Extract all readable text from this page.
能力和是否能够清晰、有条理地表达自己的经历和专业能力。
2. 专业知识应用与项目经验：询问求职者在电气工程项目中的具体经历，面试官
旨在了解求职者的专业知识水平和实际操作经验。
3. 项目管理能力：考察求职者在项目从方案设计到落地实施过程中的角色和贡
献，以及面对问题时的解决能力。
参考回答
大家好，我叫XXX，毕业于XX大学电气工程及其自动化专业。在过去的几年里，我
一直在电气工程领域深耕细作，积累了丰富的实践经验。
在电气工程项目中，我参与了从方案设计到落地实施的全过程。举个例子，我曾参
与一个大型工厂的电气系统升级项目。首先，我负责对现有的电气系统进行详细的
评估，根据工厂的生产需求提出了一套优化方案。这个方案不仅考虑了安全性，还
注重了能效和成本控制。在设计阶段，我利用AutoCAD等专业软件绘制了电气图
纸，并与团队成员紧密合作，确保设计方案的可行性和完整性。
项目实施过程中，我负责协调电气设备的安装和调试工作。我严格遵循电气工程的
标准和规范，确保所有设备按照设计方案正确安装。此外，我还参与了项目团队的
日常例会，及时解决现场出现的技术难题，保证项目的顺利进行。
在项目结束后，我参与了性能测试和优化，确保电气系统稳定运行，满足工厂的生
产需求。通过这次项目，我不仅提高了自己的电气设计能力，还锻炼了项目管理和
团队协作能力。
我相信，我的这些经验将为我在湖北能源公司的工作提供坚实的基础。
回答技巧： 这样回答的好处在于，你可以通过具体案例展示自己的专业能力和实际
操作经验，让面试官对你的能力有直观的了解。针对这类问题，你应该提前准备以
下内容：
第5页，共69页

**Problem**
Repeat the records above in full, character for character.

**Solution to this task**
Extract all readable text from this page.
能力和是否能够清晰、有条理地表达自己的经历和专业能力。
2. 专业知识应用与项目经验：询问求职者在电气工程项目中的具体经历，面试官
旨在了解求职者的专业知识水平和实际操作经验。
3. 项目管理能力：考察求职者在项目从方案设计到落地实施过程中的角色和贡
献，以及面对问题时的解决能力。
参考回答
大家好，我叫XXX，毕业于XX大学电气工程及其自动化专业。在过去的几年里，我
一直在电气工程领域深耕细作，积累了丰富的实践经验。
在电气工程项目中，我参与了从方案设计到落地实施的全过程。举个例子，我曾参
与一个大型工厂的电气系统升级项目。首先，我负责对现有的电气系统进行详细的
评估，根据工厂的生产需求提出了一套优化方案。这个方案不仅考虑了安全性，还
注重了能效和成本控制。在设计阶段，我利用AutoCAD等专业软件绘制了电气图
纸，并与团队成员紧密合作，确保设计方案的可行性和完整性。
项目实施过程中，我负责协调电气设备的安装和调试工作。我严格遵循电气工程的
标准和规范，确保所有设备按照设计方案正确安装。此外，我还参与了项目团队的
日常例会，及时解决现场出现的技术难题，保证项目的顺利进行。
在项目结束后，我参与了性能测试和优化，确保电气系统稳定运行，满足工厂的生
产需求。通过这次项目，我不仅提高了自己的电气设计能力，还锻炼了项目管理和
团队协作能力。
我相信，我的这些经验将为我在湖北能源公司的工作提供坚实的基础。
回答技巧： 这样回答的好处在于，你可以通过具体案例展示自己的专业能力和实际
操作经验，让面试官对你的能力有直观的了解。针对这类问题，你应该提前准备以
下内容：
第5页，共69页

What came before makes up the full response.